>>>>
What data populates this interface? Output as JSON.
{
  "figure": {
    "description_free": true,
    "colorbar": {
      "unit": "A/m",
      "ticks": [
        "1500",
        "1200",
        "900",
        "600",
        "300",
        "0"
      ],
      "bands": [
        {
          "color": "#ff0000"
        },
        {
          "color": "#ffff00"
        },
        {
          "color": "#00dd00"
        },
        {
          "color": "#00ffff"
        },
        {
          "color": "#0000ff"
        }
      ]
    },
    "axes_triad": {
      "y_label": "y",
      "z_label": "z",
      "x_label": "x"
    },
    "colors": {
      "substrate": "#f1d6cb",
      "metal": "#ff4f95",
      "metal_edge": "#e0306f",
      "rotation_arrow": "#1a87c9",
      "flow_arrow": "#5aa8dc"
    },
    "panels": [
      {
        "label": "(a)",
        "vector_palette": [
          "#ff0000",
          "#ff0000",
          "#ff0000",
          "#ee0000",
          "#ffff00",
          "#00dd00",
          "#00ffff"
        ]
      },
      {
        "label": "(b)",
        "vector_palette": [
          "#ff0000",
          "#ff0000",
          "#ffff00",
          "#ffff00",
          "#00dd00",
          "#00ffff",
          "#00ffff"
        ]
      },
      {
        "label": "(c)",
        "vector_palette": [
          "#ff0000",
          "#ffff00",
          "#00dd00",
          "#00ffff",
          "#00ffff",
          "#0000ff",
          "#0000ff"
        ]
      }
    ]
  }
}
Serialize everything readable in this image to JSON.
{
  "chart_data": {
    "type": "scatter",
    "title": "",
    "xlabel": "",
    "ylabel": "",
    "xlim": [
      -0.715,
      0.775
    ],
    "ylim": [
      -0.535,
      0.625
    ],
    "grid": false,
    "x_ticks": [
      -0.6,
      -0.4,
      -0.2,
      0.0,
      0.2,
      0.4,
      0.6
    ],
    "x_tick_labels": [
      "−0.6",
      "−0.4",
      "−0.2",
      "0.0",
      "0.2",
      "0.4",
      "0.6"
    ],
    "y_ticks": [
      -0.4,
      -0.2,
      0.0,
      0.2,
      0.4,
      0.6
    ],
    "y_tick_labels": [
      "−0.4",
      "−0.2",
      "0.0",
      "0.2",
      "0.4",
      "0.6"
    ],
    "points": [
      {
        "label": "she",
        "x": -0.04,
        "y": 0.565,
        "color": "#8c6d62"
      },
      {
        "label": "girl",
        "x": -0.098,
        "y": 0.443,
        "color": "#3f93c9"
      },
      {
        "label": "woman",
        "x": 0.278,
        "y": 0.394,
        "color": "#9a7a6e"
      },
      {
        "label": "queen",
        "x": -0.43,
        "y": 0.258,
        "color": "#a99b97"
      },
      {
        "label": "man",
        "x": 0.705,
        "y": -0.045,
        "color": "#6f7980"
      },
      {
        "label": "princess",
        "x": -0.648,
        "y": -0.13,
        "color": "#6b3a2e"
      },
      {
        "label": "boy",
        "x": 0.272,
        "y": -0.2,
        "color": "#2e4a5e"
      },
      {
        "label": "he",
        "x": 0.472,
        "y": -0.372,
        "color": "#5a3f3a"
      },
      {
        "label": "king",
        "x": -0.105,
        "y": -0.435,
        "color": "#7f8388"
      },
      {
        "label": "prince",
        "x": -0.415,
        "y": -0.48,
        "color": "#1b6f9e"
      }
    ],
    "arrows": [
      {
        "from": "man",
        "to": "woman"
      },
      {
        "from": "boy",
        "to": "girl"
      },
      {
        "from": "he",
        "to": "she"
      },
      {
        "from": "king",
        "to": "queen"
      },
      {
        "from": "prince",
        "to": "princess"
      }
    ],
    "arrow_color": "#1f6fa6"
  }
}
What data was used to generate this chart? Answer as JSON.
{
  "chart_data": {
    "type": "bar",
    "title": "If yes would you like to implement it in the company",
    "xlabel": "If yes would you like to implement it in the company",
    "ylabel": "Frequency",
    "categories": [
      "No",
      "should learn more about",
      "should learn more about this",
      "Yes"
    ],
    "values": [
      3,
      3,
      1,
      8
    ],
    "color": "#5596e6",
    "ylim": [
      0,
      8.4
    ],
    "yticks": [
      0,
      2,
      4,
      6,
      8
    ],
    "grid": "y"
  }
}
<<<<
Choose all lines containing the string "more" and copy them out.

» REPLY:
      "should learn more about",
      "should learn more about this",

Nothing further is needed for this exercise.